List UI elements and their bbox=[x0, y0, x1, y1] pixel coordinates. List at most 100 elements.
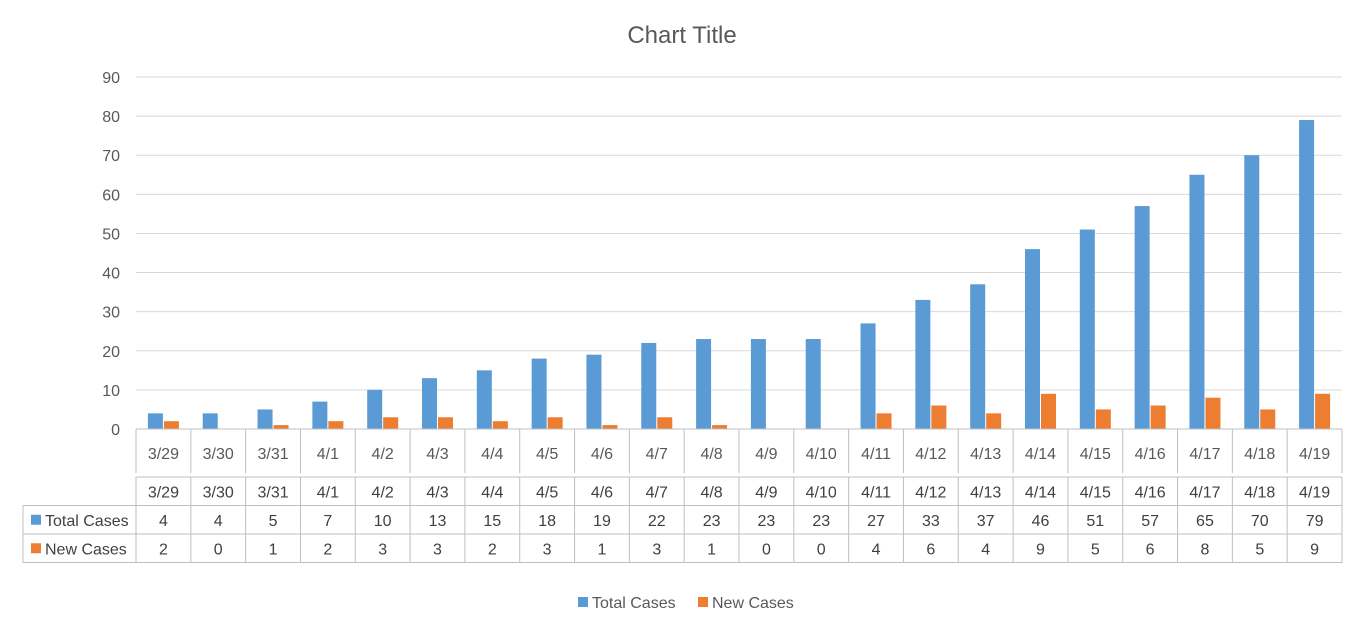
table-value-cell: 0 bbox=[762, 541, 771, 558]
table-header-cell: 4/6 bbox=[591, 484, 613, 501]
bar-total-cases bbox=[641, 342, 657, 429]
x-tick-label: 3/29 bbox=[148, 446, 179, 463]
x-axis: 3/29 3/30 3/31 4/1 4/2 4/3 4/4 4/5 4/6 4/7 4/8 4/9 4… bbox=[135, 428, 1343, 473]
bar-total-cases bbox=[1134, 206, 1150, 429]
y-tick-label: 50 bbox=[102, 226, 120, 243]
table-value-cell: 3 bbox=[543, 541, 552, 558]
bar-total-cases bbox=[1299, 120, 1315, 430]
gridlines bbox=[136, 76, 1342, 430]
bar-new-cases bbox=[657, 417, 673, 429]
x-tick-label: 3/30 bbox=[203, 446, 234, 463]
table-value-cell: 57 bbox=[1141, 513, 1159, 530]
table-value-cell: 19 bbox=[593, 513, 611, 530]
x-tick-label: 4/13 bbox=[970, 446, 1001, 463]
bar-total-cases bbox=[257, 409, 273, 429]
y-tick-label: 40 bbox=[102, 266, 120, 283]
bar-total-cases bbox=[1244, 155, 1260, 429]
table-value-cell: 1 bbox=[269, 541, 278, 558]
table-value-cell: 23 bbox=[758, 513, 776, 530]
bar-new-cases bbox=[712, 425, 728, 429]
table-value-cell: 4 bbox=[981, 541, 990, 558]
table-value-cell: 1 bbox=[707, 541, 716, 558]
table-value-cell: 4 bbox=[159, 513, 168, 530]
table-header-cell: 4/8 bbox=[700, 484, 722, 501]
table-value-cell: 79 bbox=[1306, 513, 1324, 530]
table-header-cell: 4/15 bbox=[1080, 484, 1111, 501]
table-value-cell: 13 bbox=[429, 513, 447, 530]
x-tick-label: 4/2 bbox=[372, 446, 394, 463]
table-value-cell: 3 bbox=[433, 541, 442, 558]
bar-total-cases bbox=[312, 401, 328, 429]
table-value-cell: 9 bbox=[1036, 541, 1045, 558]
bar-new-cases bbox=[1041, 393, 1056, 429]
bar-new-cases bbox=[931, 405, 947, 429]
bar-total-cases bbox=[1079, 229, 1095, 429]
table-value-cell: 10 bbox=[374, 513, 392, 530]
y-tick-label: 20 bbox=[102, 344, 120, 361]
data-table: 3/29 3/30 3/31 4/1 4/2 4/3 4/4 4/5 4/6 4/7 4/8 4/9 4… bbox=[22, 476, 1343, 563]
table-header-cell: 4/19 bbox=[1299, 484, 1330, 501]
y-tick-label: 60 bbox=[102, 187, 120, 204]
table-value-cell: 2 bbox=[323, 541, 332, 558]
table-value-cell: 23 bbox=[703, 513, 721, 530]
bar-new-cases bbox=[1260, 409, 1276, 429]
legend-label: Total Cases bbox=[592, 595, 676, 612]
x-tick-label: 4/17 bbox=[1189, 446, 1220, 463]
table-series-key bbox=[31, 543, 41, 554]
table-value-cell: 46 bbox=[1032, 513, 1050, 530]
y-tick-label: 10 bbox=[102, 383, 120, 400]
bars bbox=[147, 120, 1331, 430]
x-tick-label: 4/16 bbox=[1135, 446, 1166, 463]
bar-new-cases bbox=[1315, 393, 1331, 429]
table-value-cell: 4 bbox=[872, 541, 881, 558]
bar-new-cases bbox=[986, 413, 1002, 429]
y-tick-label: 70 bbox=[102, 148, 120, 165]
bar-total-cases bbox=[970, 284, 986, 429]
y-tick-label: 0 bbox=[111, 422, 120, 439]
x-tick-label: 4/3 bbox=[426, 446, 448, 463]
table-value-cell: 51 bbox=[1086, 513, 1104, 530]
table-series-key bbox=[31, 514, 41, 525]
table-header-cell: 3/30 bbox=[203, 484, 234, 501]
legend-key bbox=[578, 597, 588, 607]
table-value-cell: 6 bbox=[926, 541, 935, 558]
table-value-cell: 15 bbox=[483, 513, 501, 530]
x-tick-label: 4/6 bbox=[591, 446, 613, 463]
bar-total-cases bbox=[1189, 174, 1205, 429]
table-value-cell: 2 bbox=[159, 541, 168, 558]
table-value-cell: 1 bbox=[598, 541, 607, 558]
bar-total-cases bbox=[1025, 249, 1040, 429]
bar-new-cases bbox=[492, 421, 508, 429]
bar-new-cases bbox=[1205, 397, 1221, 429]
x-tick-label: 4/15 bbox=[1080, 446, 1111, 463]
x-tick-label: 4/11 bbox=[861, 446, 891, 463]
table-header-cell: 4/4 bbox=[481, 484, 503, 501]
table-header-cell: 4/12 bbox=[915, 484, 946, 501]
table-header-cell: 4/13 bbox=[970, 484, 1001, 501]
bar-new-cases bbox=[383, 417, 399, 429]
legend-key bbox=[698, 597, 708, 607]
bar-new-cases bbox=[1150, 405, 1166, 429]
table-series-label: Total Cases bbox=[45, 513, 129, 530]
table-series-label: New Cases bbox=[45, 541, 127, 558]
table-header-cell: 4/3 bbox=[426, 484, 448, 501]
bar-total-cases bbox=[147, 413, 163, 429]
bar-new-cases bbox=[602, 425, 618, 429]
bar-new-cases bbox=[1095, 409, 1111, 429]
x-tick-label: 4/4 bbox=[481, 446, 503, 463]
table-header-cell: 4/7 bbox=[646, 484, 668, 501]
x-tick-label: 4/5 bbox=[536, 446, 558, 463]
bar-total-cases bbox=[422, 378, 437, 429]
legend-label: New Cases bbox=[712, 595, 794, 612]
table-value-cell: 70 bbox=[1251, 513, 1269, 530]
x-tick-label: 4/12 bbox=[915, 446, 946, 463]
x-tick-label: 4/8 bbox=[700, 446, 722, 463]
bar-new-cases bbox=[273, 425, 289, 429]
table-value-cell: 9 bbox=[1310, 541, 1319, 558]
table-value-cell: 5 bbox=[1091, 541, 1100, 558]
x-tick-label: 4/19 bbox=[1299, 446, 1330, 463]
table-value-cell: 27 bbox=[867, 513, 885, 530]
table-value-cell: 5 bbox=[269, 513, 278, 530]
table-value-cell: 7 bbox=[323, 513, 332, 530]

Given instruction:
Rewrite the lines from the line with "table-value-cell: 0 bbox=[762, 541, 771, 558]" up to and including the line with "gridlines bbox=[136, 76, 1342, 430]", changing "bar-total-cases" to "bar-cumulative-cases" and leaving everything else as it is.

Answer to the problem:
table-value-cell: 0 bbox=[762, 541, 771, 558]
table-header-cell: 4/6 bbox=[591, 484, 613, 501]
bar-cumulative-cases bbox=[641, 342, 657, 429]
x-tick-label: 3/29 bbox=[148, 446, 179, 463]
x-axis: 3/29 3/30 3/31 4/1 4/2 4/3 4/4 4/5 4/6 4/7 4/8 4/9 4… bbox=[135, 428, 1343, 473]
bar-cumulative-cases bbox=[1134, 206, 1150, 429]
y-tick-label: 50 bbox=[102, 226, 120, 243]
table-value-cell: 3 bbox=[543, 541, 552, 558]
bar-cumulative-cases bbox=[1299, 120, 1315, 430]
gridlines bbox=[136, 76, 1342, 430]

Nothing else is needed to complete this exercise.